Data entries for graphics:

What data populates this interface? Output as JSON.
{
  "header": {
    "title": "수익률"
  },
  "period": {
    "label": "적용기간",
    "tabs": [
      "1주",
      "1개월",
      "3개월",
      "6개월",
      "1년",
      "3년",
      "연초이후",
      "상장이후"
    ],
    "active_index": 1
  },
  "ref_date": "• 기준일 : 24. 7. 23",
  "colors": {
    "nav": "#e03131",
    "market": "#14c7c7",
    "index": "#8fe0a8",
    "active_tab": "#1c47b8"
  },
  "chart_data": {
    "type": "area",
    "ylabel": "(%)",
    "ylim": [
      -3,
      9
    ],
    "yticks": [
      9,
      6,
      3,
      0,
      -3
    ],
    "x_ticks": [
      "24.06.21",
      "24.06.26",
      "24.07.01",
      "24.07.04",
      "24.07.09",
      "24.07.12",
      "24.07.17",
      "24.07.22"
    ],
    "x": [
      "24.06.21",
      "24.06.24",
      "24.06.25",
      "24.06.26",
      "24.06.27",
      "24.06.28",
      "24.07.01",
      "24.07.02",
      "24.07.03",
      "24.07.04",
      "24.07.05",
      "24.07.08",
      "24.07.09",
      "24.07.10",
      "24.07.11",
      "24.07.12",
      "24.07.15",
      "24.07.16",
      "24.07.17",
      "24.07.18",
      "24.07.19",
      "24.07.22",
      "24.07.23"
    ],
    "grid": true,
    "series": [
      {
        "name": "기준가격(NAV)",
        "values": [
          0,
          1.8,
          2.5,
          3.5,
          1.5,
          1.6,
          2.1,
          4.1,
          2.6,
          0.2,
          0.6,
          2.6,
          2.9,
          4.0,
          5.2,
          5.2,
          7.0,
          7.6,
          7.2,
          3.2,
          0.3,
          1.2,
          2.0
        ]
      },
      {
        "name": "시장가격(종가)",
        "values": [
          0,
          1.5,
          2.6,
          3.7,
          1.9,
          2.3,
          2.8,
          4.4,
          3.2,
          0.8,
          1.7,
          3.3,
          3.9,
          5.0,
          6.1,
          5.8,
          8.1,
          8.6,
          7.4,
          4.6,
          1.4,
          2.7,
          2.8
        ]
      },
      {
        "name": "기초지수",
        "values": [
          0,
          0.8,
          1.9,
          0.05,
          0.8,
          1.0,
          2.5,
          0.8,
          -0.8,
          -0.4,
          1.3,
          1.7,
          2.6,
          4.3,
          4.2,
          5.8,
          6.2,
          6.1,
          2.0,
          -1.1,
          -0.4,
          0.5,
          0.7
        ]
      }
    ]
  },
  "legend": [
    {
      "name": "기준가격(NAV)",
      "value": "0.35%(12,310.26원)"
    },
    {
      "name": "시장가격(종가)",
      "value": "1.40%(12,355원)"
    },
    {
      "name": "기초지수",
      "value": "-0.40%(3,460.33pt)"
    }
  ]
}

■ Required work ■
Give the number of lines that hold the word "name" in these records, with nothing added.

■ Output for this task ■
6